> [How to complete this task]: Reproduce the entries that follow verbatim, down to the final line.

[Dataset entries]

- - - -

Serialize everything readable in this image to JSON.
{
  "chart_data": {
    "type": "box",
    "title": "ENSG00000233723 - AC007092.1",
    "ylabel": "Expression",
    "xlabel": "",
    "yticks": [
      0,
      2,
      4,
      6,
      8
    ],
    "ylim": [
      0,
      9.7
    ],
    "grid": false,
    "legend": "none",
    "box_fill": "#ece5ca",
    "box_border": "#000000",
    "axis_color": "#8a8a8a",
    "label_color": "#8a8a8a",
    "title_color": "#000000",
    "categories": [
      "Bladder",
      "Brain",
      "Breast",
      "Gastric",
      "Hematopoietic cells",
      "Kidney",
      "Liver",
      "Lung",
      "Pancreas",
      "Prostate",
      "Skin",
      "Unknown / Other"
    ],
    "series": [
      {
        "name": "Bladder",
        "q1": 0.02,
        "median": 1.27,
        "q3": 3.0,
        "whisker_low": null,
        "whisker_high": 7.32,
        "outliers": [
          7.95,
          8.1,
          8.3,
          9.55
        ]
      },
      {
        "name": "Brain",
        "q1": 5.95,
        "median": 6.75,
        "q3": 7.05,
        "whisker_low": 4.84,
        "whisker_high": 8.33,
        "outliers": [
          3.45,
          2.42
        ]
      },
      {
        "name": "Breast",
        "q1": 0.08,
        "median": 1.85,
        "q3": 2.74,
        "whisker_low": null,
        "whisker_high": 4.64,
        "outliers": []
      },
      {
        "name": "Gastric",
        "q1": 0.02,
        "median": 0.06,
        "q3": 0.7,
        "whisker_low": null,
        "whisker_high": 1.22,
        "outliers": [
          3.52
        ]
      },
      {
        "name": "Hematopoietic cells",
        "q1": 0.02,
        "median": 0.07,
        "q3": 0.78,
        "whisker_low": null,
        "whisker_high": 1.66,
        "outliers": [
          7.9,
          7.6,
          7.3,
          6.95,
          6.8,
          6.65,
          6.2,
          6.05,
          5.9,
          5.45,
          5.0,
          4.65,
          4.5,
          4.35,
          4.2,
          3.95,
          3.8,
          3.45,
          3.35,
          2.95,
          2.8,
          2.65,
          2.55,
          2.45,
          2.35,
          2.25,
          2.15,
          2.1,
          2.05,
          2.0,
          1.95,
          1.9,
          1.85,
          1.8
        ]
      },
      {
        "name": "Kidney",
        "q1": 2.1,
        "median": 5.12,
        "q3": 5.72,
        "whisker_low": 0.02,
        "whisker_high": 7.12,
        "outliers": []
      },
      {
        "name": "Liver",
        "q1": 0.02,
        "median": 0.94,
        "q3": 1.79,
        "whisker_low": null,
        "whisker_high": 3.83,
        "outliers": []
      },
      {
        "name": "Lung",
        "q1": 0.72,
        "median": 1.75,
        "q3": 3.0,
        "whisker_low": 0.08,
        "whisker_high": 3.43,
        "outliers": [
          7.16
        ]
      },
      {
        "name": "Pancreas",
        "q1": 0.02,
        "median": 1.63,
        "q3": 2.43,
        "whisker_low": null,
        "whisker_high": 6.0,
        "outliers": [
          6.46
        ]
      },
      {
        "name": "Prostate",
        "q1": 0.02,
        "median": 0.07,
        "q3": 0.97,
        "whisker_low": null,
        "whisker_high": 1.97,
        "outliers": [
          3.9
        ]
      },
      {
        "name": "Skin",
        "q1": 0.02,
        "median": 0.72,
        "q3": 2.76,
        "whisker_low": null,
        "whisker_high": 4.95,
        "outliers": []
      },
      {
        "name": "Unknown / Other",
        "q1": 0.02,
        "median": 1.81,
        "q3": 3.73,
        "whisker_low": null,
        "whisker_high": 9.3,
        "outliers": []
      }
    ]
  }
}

- - - -

> [Answer section]:
Serialize everything readable in this image to JSON.
{
  "chart_data": {
    "type": "box",
    "title": "ENSG00000233723 - AC007092.1",
    "ylabel": "Expression",
    "xlabel": "",
    "yticks": [
      0,
      2,
      4,
      6,
      8
    ],
    "ylim": [
      0,
      9.7
    ],
    "grid": false,
    "legend": "none",
    "box_fill": "#ece5ca",
    "box_border": "#000000",
    "axis_color": "#8a8a8a",
    "label_color": "#8a8a8a",
    "title_color": "#000000",
    "categories": [
      "Bladder",
      "Brain",
      "Breast",
      "Gastric",
      "Hematopoietic cells",
      "Kidney",
      "Liver",
      "Lung",
      "Pancreas",
      "Prostate",
      "Skin",
      "Unknown / Other"
    ],
    "series": [
      {
        "name": "Bladder",
        "q1": 0.02,
        "median": 1.27,
        "q3": 3.0,
        "whisker_low": null,
        "whisker_high": 7.32,
        "outliers": [
          7.95,
          8.1,
          8.3,
          9.55
        ]
      },
      {
        "name": "Brain",
        "q1": 5.95,
        "median": 6.75,
        "q3": 7.05,
        "whisker_low": 4.84,
        "whisker_high": 8.33,
        "outliers": [
          3.45,
          2.42
        ]
      },
      {
        "name": "Breast",
        "q1": 0.08,
        "median": 1.85,
        "q3": 2.74,
        "whisker_low": null,
        "whisker_high": 4.64,
        "outliers": []
      },
      {
        "name": "Gastric",
        "q1": 0.02,
        "median": 0.06,
        "q3": 0.7,
        "whisker_low": null,
        "whisker_high": 1.22,
        "outliers": [
          3.52
        ]
      },
      {
        "name": "Hematopoietic cells",
        "q1": 0.02,
        "median": 0.07,
        "q3": 0.78,
        "whisker_low": null,
        "whisker_high": 1.66,
        "outliers": [
          7.9,
          7.6,
          7.3,
          6.95,
          6.8,
          6.65,
          6.2,
          6.05,
          5.9,
          5.45,
          5.0,
          4.65,
          4.5,
          4.35,
          4.2,
          3.95,
          3.8,
          3.45,
          3.35,
          2.95,
          2.8,
          2.65,
          2.55,
          2.45,
          2.35,
          2.25,
          2.15,
          2.1,
          2.05,
          2.0,
          1.95,
          1.9,
          1.85,
          1.8
        ]
      },
      {
        "name": "Kidney",
        "q1": 2.1,
        "median": 5.12,
        "q3": 5.72,
        "whisker_low": 0.02,
        "whisker_high": 7.12,
        "outliers": []
      },
      {
        "name": "Liver",
        "q1": 0.02,
        "median": 0.94,
        "q3": 1.79,
        "whisker_low": null,
        "whisker_high": 3.83,
        "outliers": []
      },
      {
        "name": "Lung",
        "q1": 0.72,
        "median": 1.75,
        "q3": 3.0,
        "whisker_low": 0.08,
        "whisker_high": 3.43,
        "outliers": [
          7.16
        ]
      },
      {
        "name": "Pancreas",
        "q1": 0.02,
        "median": 1.63,
        "q3": 2.43,
        "whisker_low": null,
        "whisker_high": 6.0,
        "outliers": [
          6.46
        ]
      },
      {
        "name": "Prostate",
        "q1": 0.02,
        "median": 0.07,
        "q3": 0.97,
        "whisker_low": null,
        "whisker_high": 1.97,
        "outliers": [
          3.9
        ]
      },
      {
        "name": "Skin",
        "q1": 0.02,
        "median": 0.72,
        "q3": 2.76,
        "whisker_low": null,
        "whisker_high": 4.95,
        "outliers": []
      },
      {
        "name": "Unknown / Other",
        "q1": 0.02,
        "median": 1.81,
        "q3": 3.73,
        "whisker_low": null,
        "whisker_high": 9.3,
        "outliers": []
      }
    ]
  }
}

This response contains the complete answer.